[Dataset entries]
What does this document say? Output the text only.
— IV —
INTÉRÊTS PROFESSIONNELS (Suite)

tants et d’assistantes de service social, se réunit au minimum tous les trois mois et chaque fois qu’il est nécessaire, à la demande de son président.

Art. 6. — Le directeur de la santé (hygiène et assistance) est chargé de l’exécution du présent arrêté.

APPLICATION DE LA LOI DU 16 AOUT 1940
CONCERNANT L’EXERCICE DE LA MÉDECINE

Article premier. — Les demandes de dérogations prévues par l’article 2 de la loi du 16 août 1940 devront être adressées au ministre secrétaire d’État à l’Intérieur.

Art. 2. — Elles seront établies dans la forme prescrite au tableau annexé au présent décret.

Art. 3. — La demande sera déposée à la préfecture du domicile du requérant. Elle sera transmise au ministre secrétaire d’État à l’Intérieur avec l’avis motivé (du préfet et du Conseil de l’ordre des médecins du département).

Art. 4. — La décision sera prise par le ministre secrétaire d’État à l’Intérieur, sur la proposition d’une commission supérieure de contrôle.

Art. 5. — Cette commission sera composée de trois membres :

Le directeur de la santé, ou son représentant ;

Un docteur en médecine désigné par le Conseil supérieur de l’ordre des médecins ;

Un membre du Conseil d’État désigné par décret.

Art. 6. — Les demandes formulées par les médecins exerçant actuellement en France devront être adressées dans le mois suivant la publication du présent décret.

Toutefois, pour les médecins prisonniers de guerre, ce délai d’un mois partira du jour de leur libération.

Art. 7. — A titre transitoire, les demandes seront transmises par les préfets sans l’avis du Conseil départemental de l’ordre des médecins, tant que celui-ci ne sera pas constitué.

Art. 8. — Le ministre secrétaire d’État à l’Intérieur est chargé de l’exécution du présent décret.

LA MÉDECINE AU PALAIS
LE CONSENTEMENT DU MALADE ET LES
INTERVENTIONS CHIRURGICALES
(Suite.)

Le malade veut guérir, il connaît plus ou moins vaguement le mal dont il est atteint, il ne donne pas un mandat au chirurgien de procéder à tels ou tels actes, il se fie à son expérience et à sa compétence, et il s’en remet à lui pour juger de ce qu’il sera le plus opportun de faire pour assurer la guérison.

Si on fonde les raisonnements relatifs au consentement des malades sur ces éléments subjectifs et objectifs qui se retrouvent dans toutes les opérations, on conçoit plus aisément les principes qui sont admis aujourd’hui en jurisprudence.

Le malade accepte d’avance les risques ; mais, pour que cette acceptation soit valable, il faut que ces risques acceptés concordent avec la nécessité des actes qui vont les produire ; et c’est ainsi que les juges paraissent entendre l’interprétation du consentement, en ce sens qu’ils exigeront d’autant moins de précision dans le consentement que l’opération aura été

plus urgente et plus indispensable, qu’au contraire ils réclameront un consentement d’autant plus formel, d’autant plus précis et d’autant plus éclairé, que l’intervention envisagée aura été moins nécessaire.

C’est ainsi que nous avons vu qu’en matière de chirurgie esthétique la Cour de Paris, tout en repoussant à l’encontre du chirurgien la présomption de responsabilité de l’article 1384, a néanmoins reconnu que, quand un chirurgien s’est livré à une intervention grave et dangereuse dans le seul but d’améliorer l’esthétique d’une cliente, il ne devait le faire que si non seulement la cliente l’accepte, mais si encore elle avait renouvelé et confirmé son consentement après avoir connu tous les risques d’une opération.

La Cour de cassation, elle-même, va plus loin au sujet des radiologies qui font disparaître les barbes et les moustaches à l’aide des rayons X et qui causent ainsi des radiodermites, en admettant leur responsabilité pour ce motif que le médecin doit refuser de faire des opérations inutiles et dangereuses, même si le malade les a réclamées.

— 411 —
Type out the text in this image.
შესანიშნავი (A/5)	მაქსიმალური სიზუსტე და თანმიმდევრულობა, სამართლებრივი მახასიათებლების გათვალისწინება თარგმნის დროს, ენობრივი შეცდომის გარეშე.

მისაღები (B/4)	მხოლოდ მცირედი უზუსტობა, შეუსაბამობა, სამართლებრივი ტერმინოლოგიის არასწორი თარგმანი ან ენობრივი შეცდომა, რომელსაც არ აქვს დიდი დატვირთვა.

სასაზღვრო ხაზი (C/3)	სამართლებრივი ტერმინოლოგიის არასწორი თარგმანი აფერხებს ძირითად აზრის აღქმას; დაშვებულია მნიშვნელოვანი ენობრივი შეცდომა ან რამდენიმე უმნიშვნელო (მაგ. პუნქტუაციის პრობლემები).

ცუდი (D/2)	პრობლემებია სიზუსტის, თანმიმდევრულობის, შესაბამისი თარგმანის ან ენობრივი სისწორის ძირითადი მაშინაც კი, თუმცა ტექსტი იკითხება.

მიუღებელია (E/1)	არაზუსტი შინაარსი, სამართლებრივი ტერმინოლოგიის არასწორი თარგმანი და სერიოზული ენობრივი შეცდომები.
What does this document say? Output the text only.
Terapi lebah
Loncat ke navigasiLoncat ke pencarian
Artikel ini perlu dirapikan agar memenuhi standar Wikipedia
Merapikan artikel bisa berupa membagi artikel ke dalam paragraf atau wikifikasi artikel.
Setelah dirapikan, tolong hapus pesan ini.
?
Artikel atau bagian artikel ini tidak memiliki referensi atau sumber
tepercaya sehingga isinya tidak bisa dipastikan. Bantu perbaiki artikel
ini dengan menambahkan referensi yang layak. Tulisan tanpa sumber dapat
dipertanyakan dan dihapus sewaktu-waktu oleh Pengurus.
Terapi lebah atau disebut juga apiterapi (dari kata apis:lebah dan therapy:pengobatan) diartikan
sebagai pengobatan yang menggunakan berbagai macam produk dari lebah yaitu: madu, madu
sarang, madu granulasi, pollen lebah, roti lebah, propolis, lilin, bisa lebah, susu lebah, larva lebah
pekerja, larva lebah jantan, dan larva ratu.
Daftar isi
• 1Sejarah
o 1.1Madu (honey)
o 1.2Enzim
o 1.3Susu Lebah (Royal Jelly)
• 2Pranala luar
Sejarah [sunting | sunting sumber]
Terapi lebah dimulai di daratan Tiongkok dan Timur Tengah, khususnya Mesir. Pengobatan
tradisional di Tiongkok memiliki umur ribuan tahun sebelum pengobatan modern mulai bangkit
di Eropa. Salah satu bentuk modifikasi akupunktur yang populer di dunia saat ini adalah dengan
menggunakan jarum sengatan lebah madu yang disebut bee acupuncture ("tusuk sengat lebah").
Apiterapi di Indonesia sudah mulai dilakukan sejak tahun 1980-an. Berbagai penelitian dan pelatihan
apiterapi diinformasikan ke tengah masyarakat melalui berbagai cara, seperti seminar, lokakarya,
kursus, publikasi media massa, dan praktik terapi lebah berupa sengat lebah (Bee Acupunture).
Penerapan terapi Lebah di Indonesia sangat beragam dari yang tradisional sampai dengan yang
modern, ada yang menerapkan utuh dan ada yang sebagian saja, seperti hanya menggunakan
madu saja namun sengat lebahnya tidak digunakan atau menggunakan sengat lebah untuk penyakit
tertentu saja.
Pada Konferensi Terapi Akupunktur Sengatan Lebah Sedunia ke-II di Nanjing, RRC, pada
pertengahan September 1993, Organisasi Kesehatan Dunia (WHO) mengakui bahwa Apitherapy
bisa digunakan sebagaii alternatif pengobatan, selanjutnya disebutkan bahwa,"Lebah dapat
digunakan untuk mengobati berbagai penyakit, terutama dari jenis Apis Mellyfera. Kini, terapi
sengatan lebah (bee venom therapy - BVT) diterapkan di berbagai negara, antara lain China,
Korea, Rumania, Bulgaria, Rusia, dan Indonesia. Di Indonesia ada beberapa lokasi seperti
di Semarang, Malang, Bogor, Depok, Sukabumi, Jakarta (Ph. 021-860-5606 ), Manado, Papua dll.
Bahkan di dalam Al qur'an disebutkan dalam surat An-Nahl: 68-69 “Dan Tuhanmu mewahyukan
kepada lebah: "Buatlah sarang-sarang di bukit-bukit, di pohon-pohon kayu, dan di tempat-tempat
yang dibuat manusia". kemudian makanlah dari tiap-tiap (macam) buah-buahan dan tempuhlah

* Requirement
Report all lines of the material that contain the word "dirapikan".

* Response below
Artikel ini perlu dirapikan agar memenuhi standar Wikipedia
Setelah dirapikan, tolong hapus pesan ini.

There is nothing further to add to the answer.